Collected data entries:

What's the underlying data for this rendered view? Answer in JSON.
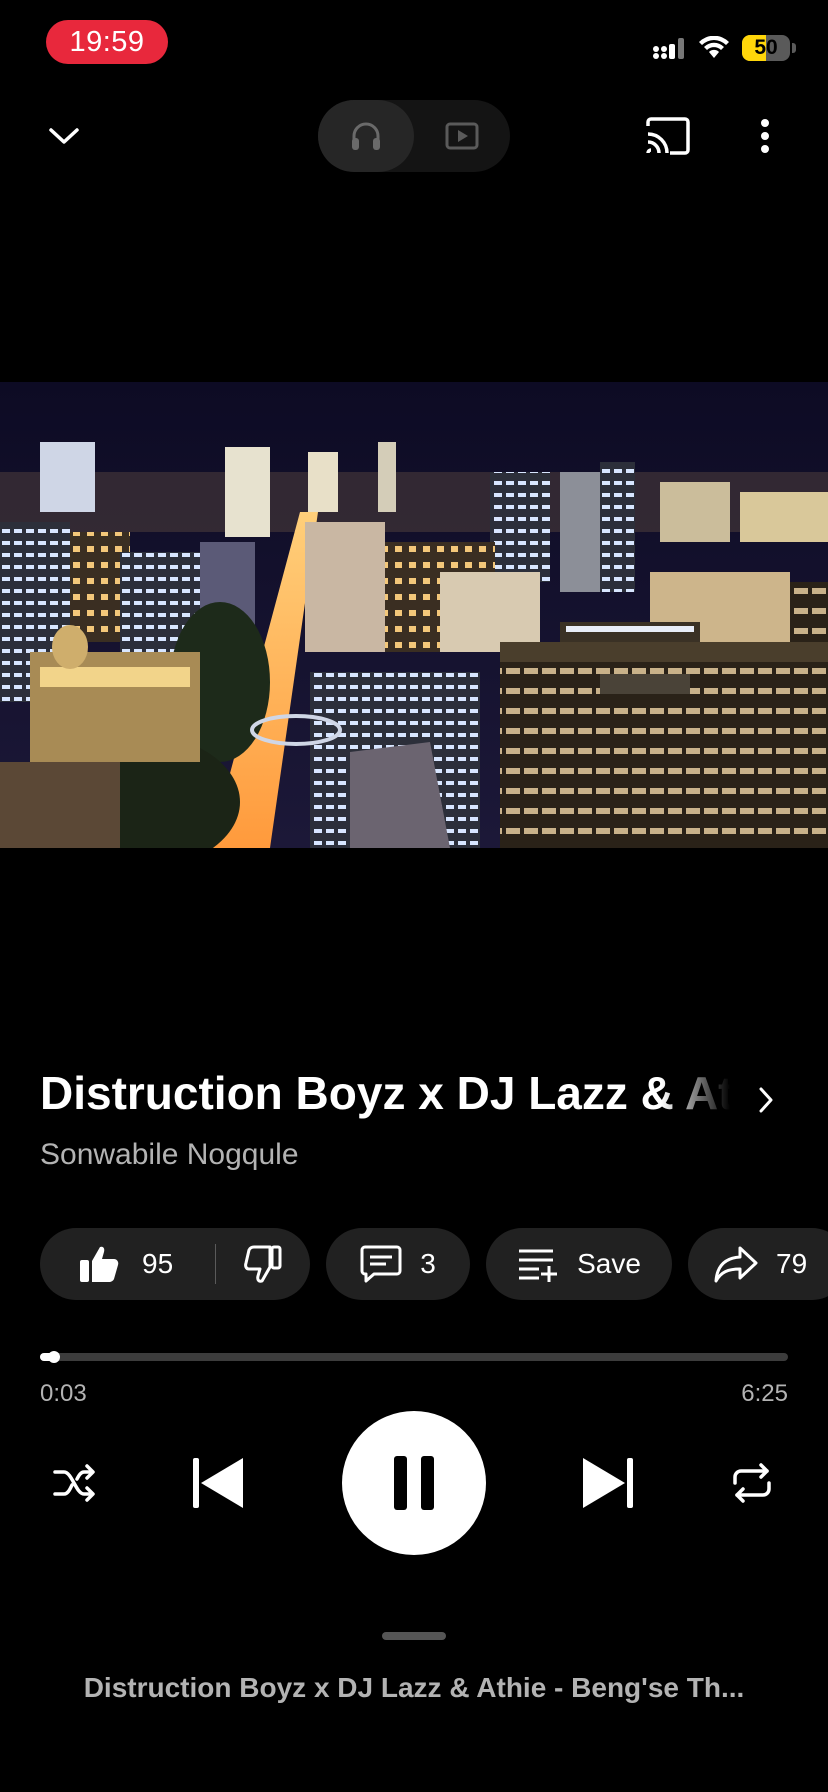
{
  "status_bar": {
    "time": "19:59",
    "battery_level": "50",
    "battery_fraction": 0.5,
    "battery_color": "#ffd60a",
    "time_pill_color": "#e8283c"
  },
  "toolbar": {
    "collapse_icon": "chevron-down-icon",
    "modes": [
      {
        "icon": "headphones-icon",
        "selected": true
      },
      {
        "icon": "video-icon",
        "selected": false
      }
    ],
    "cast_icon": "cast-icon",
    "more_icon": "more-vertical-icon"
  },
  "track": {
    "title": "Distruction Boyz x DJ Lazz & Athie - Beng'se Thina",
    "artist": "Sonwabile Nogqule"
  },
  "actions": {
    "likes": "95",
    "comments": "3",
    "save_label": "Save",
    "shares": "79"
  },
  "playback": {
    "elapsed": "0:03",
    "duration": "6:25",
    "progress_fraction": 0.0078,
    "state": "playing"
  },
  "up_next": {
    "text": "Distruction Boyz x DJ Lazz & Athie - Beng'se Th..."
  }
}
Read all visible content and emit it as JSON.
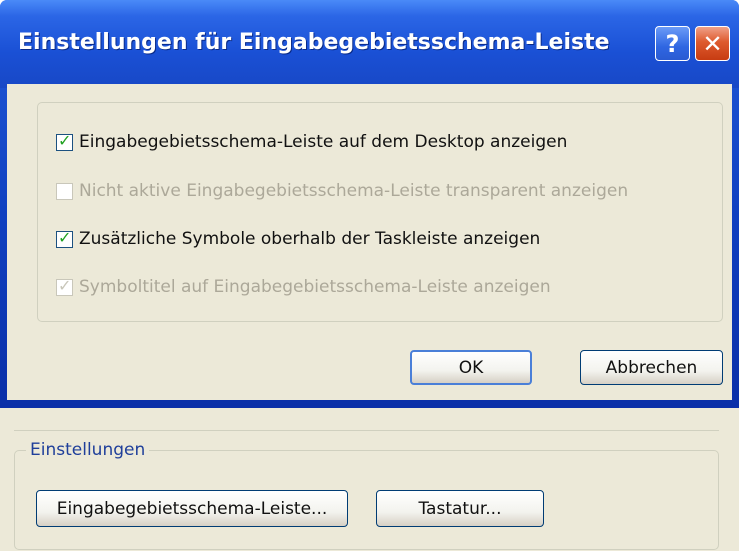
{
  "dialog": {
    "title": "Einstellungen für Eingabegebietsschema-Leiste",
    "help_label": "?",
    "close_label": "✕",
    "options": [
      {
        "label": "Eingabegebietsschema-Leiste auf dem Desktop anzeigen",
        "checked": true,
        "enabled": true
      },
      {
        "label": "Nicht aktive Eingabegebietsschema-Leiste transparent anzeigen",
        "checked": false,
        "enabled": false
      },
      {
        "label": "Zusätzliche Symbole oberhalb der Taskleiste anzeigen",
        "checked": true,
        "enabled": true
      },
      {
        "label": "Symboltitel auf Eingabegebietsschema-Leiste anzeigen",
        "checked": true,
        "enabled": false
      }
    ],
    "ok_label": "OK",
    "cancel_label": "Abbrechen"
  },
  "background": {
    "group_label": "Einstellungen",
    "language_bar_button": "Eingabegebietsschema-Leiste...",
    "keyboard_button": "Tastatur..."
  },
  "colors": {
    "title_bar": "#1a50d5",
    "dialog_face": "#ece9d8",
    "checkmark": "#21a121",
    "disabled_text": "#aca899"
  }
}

Request
With the pictures left out, transcribe the material exactly.

Completed exercise
What's the underlying data for this rendered view? Answer in JSON.
{
  "status_bar": {
    "time": "19:59",
    "battery_level": "50",
    "battery_fraction": 0.5,
    "battery_color": "#ffd60a",
    "time_pill_color": "#e8283c"
  },
  "toolbar": {
    "collapse_icon": "chevron-down-icon",
    "modes": [
      {
        "icon": "headphones-icon",
        "selected": true
      },
      {
        "icon": "video-icon",
        "selected": false
      }
    ],
    "cast_icon": "cast-icon",
    "more_icon": "more-vertical-icon"
  },
  "track": {
    "title": "Distruction Boyz x DJ Lazz & Athie - Beng'se Thina",
    "artist": "Sonwabile Nogqule"
  },
  "actions": {
    "likes": "95",
    "comments": "3",
    "save_label": "Save",
    "shares": "79"
  },
  "playback": {
    "elapsed": "0:03",
    "duration": "6:25",
    "progress_fraction": 0.0078,
    "state": "playing"
  },
  "up_next": {
    "text": "Distruction Boyz x DJ Lazz & Athie - Beng'se Th..."
  }
}
Read all visible content and emit it as JSON.
{
  "dialog": {
    "title": "Einstellungen für Eingabegebietsschema-Leiste",
    "help_label": "?",
    "close_label": "✕",
    "options": [
      {
        "label": "Eingabegebietsschema-Leiste auf dem Desktop anzeigen",
        "checked": true,
        "enabled": true
      },
      {
        "label": "Nicht aktive Eingabegebietsschema-Leiste transparent anzeigen",
        "checked": false,
        "enabled": false
      },
      {
        "label": "Zusätzliche Symbole oberhalb der Taskleiste anzeigen",
        "checked": true,
        "enabled": true
      },
      {
        "label": "Symboltitel auf Eingabegebietsschema-Leiste anzeigen",
        "checked": true,
        "enabled": false
      }
    ],
    "ok_label": "OK",
    "cancel_label": "Abbrechen"
  },
  "background": {
    "group_label": "Einstellungen",
    "language_bar_button": "Eingabegebietsschema-Leiste...",
    "keyboard_button": "Tastatur..."
  },
  "colors": {
    "title_bar": "#1a50d5",
    "dialog_face": "#ece9d8",
    "checkmark": "#21a121",
    "disabled_text": "#aca899"
  }
}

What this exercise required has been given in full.